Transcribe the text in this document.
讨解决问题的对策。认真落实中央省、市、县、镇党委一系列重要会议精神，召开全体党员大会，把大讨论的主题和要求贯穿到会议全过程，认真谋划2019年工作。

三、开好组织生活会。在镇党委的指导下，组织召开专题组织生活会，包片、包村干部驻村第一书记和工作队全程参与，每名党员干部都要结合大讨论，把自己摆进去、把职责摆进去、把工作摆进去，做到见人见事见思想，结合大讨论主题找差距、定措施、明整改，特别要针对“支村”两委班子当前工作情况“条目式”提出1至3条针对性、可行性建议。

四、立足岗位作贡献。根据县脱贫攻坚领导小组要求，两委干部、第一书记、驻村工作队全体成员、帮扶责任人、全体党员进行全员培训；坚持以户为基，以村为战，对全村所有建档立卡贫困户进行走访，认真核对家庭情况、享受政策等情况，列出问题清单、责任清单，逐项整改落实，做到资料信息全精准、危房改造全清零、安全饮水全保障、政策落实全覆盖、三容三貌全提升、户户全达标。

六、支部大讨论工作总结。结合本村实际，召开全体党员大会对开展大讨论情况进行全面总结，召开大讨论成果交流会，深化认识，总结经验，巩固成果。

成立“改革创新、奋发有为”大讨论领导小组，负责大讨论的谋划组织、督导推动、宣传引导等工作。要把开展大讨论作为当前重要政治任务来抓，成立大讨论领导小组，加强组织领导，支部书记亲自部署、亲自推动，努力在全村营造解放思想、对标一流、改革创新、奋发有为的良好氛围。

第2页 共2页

..........

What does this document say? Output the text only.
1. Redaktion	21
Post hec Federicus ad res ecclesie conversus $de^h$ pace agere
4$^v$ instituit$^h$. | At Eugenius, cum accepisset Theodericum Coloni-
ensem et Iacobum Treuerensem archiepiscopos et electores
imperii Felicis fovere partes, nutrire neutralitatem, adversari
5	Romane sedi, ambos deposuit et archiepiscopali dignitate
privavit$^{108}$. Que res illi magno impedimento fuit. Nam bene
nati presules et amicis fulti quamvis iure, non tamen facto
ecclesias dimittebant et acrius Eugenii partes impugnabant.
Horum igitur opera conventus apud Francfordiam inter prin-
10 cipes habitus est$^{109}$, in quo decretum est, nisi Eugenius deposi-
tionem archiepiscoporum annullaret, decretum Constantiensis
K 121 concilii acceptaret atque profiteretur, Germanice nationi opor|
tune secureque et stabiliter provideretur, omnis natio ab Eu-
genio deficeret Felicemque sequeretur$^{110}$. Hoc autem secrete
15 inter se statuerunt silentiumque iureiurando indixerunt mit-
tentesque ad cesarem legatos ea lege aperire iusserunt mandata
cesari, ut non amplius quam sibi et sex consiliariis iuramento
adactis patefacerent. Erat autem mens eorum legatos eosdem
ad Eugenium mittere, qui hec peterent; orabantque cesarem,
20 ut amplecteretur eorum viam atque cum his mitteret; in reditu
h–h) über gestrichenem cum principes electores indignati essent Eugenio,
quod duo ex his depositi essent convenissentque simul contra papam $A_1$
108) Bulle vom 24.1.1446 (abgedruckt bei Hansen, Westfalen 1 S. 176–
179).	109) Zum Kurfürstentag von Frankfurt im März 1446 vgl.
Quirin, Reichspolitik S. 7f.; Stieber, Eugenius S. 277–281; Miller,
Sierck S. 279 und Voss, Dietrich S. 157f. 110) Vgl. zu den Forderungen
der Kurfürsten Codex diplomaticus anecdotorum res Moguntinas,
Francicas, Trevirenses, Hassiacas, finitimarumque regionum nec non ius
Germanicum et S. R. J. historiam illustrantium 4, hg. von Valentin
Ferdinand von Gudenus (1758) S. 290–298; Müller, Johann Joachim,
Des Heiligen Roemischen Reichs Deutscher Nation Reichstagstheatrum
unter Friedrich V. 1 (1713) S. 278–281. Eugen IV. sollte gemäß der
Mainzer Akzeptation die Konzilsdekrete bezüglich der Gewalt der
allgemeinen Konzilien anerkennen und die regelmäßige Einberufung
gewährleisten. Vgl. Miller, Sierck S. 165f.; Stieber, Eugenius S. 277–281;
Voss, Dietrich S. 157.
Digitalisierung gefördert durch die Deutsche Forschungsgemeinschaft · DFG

..........

Written problem
Copy out each line of the listing that holds "autem".

Correct result
genio deficeret Felicemque sequeretur$^{110}$. Hoc autem secrete
adactis patefacerent. Erat autem mens eorum legatos eosdem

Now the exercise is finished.